Task description
From the listing below, pull out the lines that hold "Contains".

--- Records ---

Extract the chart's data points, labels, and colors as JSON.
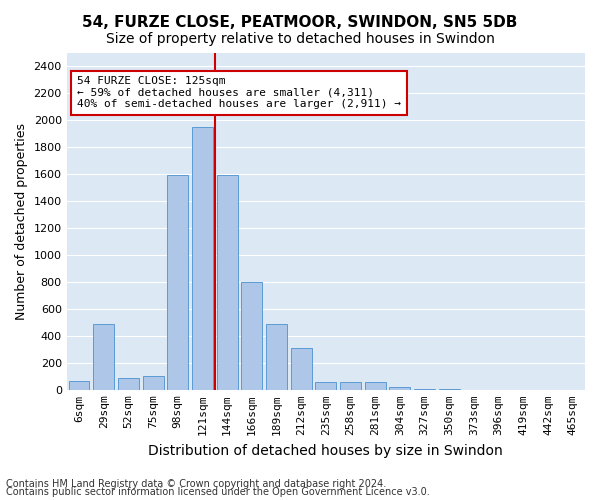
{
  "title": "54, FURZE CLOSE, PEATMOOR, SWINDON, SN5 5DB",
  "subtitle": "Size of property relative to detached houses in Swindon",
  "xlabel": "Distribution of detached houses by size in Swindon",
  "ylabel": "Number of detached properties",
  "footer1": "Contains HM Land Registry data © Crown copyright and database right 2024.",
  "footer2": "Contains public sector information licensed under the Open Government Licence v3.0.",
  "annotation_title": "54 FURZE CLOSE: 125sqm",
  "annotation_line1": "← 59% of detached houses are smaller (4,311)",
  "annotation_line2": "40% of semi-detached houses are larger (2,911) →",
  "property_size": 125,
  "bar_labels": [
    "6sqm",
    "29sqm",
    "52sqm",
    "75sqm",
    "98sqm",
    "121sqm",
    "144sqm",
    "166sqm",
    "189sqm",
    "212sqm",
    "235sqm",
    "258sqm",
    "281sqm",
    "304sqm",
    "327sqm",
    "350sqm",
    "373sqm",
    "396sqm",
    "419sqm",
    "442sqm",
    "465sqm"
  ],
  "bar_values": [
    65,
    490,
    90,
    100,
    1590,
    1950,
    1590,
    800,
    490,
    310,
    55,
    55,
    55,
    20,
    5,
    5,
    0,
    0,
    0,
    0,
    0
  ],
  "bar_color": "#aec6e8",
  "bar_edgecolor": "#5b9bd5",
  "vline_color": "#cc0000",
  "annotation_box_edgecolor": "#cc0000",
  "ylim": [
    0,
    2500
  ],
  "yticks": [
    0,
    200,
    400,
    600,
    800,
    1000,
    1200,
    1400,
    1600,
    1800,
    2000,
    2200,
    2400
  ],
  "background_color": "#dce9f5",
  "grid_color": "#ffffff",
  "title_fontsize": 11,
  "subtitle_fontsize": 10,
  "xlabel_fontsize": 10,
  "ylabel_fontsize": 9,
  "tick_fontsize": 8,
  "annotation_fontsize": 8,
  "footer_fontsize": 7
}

---

Problem solution
  "footer1": "Contains HM Land Registry data © Crown copyright and database right 2024.",
  "footer2": "Contains public sector information licensed under the Open Government Licence v3.0.",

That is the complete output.